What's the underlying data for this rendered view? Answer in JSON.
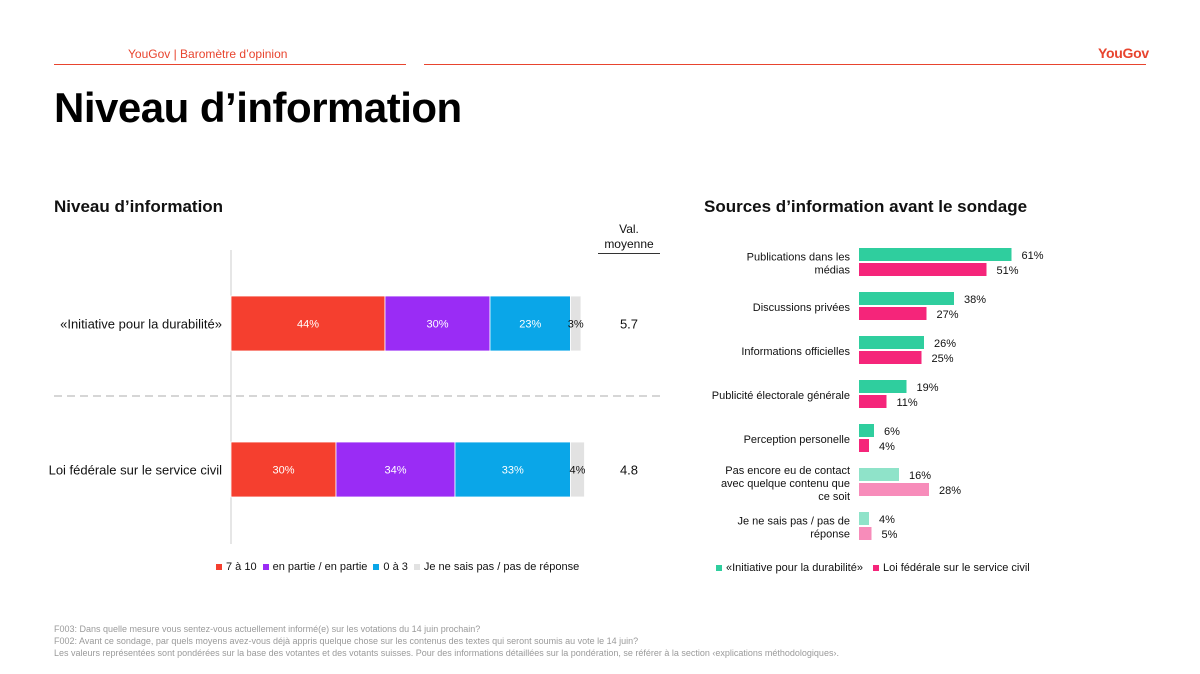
{
  "header": {
    "left_text": "YouGov | Baromètre d’opinion",
    "brand": "YouGov"
  },
  "title": "Niveau d’information",
  "colors": {
    "accent": "#e8442e",
    "level_high": "#f53f2f",
    "level_mid": "#9a2cf5",
    "level_low": "#0aa6e8",
    "level_dk": "#e2e2e2",
    "initiative": "#2fce9e",
    "loi": "#f5257a",
    "initiative_light": "#8fe3c9",
    "loi_light": "#f78cba"
  },
  "chart_data": [
    {
      "type": "bar",
      "orientation": "horizontal-stacked",
      "title": "Niveau d’information",
      "categories": [
        "«Initiative pour la durabilité»",
        "Loi fédérale sur le service civil"
      ],
      "series": [
        {
          "name": "7 à 10",
          "values": [
            44,
            30
          ],
          "labels": [
            "44%",
            "30%"
          ]
        },
        {
          "name": "en partie / en partie",
          "values": [
            30,
            34
          ],
          "labels": [
            "30%",
            "34%"
          ]
        },
        {
          "name": "0 à 3",
          "values": [
            23,
            33
          ],
          "labels": [
            "23%",
            "33%"
          ]
        },
        {
          "name": "Je ne sais pas / pas de réponse",
          "values": [
            3,
            4
          ],
          "labels": [
            "3%",
            "4%"
          ]
        }
      ],
      "avg_header": "Val. moyenne",
      "avg_values": [
        "5.7",
        "4.8"
      ],
      "legend_position": "bottom"
    },
    {
      "type": "bar",
      "orientation": "horizontal-grouped",
      "title": "Sources d’information avant le sondage",
      "categories": [
        [
          "Publications dans les",
          "médias"
        ],
        [
          "Discussions privées"
        ],
        [
          "Informations officielles"
        ],
        [
          "Publicité électorale générale"
        ],
        [
          "Perception personelle"
        ],
        [
          "Pas encore eu de contact",
          "avec quelque contenu que",
          "ce soit"
        ],
        [
          "Je ne sais pas / pas de",
          "réponse"
        ]
      ],
      "series": [
        {
          "name": "«Initiative pour la durabilité»",
          "values": [
            61,
            38,
            26,
            19,
            6,
            16,
            4
          ],
          "labels": [
            "61%",
            "38%",
            "26%",
            "19%",
            "6%",
            "16%",
            "4%"
          ]
        },
        {
          "name": "Loi fédérale sur le service civil",
          "values": [
            51,
            27,
            25,
            11,
            4,
            28,
            5
          ],
          "labels": [
            "51%",
            "27%",
            "25%",
            "11%",
            "4%",
            "28%",
            "5%"
          ]
        }
      ],
      "legend_position": "bottom"
    }
  ],
  "footer": [
    "F003: Dans quelle mesure vous sentez-vous actuellement informé(e) sur les votations du 14 juin prochain?",
    "F002: Avant ce sondage, par quels moyens avez-vous déjà appris quelque chose sur les contenus des textes qui seront soumis au vote le 14 juin?",
    "Les valeurs représentées sont pondérées sur la base des votantes et des votants suisses. Pour des informations détaillées sur la pondération, se référer à la section ‹explications méthodologiques›."
  ]
}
· · · · ·
Return the material exactly as given, apart from the pictures.

What's the underlying data for this rendered view? Answer in JSON.
{
  "header": {
    "left_text": "YouGov | Baromètre d’opinion",
    "brand": "YouGov"
  },
  "title": "Niveau d’information",
  "colors": {
    "accent": "#e8442e",
    "level_high": "#f53f2f",
    "level_mid": "#9a2cf5",
    "level_low": "#0aa6e8",
    "level_dk": "#e2e2e2",
    "initiative": "#2fce9e",
    "loi": "#f5257a",
    "initiative_light": "#8fe3c9",
    "loi_light": "#f78cba"
  },
  "chart_data": [
    {
      "type": "bar",
      "orientation": "horizontal-stacked",
      "title": "Niveau d’information",
      "categories": [
        "«Initiative pour la durabilité»",
        "Loi fédérale sur le service civil"
      ],
      "series": [
        {
          "name": "7 à 10",
          "values": [
            44,
            30
          ],
          "labels": [
            "44%",
            "30%"
          ]
        },
        {
          "name": "en partie / en partie",
          "values": [
            30,
            34
          ],
          "labels": [
            "30%",
            "34%"
          ]
        },
        {
          "name": "0 à 3",
          "values": [
            23,
            33
          ],
          "labels": [
            "23%",
            "33%"
          ]
        },
        {
          "name": "Je ne sais pas / pas de réponse",
          "values": [
            3,
            4
          ],
          "labels": [
            "3%",
            "4%"
          ]
        }
      ],
      "avg_header": "Val. moyenne",
      "avg_values": [
        "5.7",
        "4.8"
      ],
      "legend_position": "bottom"
    },
    {
      "type": "bar",
      "orientation": "horizontal-grouped",
      "title": "Sources d’information avant le sondage",
      "categories": [
        [
          "Publications dans les",
          "médias"
        ],
        [
          "Discussions privées"
        ],
        [
          "Informations officielles"
        ],
        [
          "Publicité électorale générale"
        ],
        [
          "Perception personelle"
        ],
        [
          "Pas encore eu de contact",
          "avec quelque contenu que",
          "ce soit"
        ],
        [
          "Je ne sais pas / pas de",
          "réponse"
        ]
      ],
      "series": [
        {
          "name": "«Initiative pour la durabilité»",
          "values": [
            61,
            38,
            26,
            19,
            6,
            16,
            4
          ],
          "labels": [
            "61%",
            "38%",
            "26%",
            "19%",
            "6%",
            "16%",
            "4%"
          ]
        },
        {
          "name": "Loi fédérale sur le service civil",
          "values": [
            51,
            27,
            25,
            11,
            4,
            28,
            5
          ],
          "labels": [
            "51%",
            "27%",
            "25%",
            "11%",
            "4%",
            "28%",
            "5%"
          ]
        }
      ],
      "legend_position": "bottom"
    }
  ],
  "footer": [
    "F003: Dans quelle mesure vous sentez-vous actuellement informé(e) sur les votations du 14 juin prochain?",
    "F002: Avant ce sondage, par quels moyens avez-vous déjà appris quelque chose sur les contenus des textes qui seront soumis au vote le 14 juin?",
    "Les valeurs représentées sont pondérées sur la base des votantes et des votants suisses. Pour des informations détaillées sur la pondération, se référer à la section ‹explications méthodologiques›."
  ]
}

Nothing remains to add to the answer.